Global Market for Computing and AI for Data Centers 2026-2040: AI ASICs is the Fastest-growing Processor Category, As Companies Including Google, Amazon, Microsoft, Meta Invest Heavily
Dublin, April 16, 2026 (GLOBE NEWSWIRE) -- The "The Global Market for Computing and AI for Data Centers 2026-2040" report has been added to ResearchAndMarkets.com's offering.
The Global Market for Computing and AI for Data Centers 2026-2040 is a comprehensive strategic intelligence report covering the full landscape of data centre processor technology, market dynamics, competitive positioning, and long-range forecasting through to 2040.
Produced for technology executives, semiconductor investors, strategic planners, and policy analysts, the report provides the depth of quantitative rigour and qualitative insight required to navigate one of the most rapidly evolving markets in the global economy.
The report opens with a set of preliminary materials including a detailed glossary of technical terms and abbreviations, a clear articulation of research objectives and scope, biographical profiles of the authoring team, and a candid retrospective on previous forecast accuracy. This is followed by a three-page summary and a full executive summary designed for senior readers who require rapid orientation to the report's key findings without sacrificing analytical depth.

§ Given request 1:
Reproduce word for word the passage of the report announcement above from "The report opens" to "sacrificing analytical depth.".
§ Given request 2:
Answer these questions using the report announcement above:
(a) On what date was the announcement issued?
(b) Which processor category does the headline call the fastest-growing?
(c) How many pages long is the summary that comes before the full executive summary?
§ Given request 3:
List every group of readers the report announcement above says the report was produced for.

§ Provided data:
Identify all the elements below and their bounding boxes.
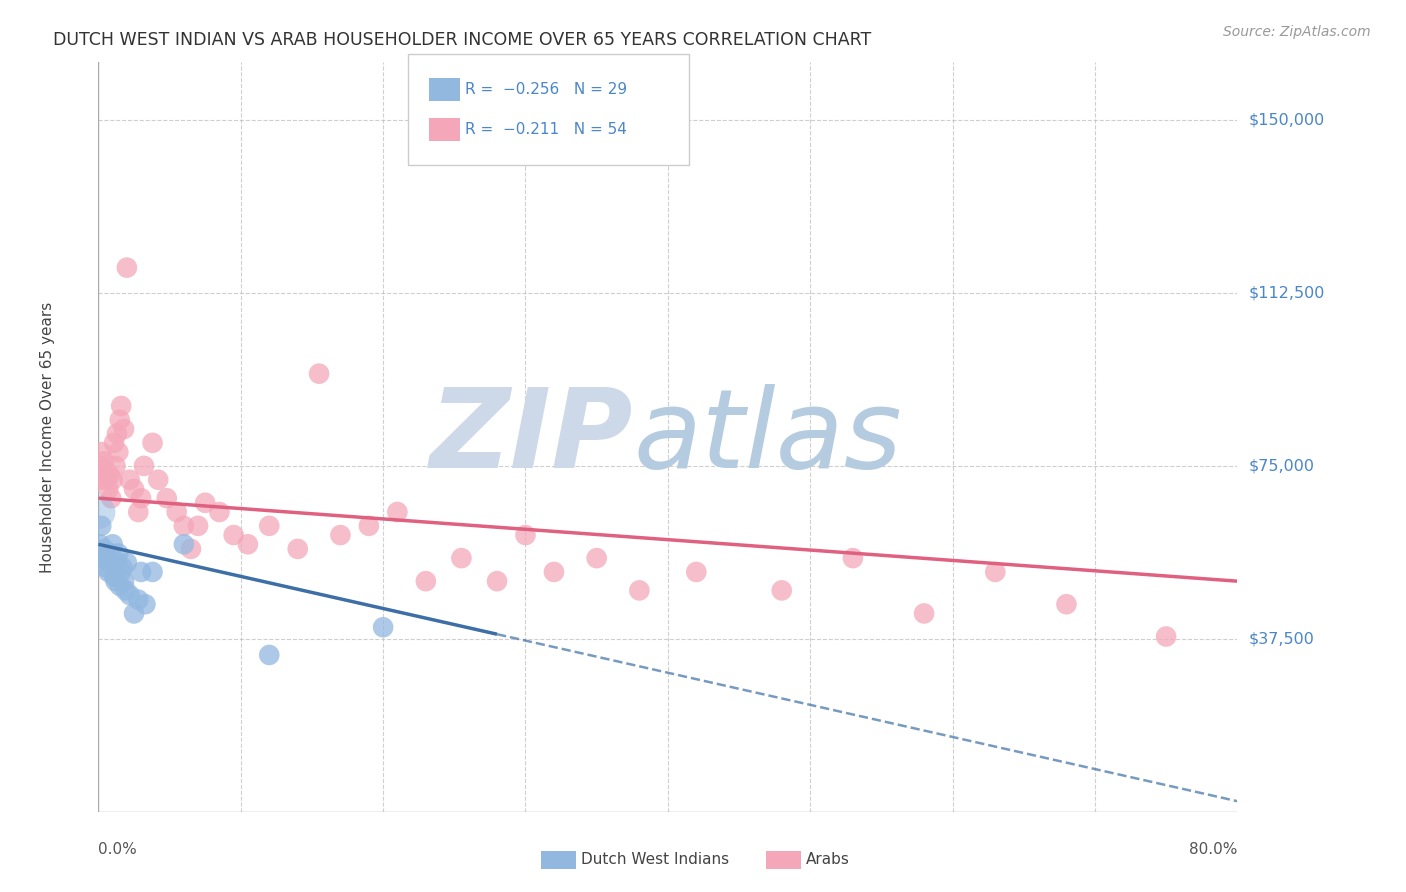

§ Task response 1:
The report opens with a set of preliminary materials including a detailed glossary of technical terms and abbreviations, a clear articulation of research objectives and scope, biographical profiles of the authoring team, and a candid retrospective on previous forecast accuracy. This is followed by a three-page summary and a full executive summary designed for senior readers who require rapid orientation to the report's key findings without sacrificing analytical depth.

§ Task response 2:
(a) April 16, 2026
(b) AI ASICs
(c) Three pages

§ Task response 3:
- Technology executives
- Semiconductor investors
- Strategic planners
- Policy analysts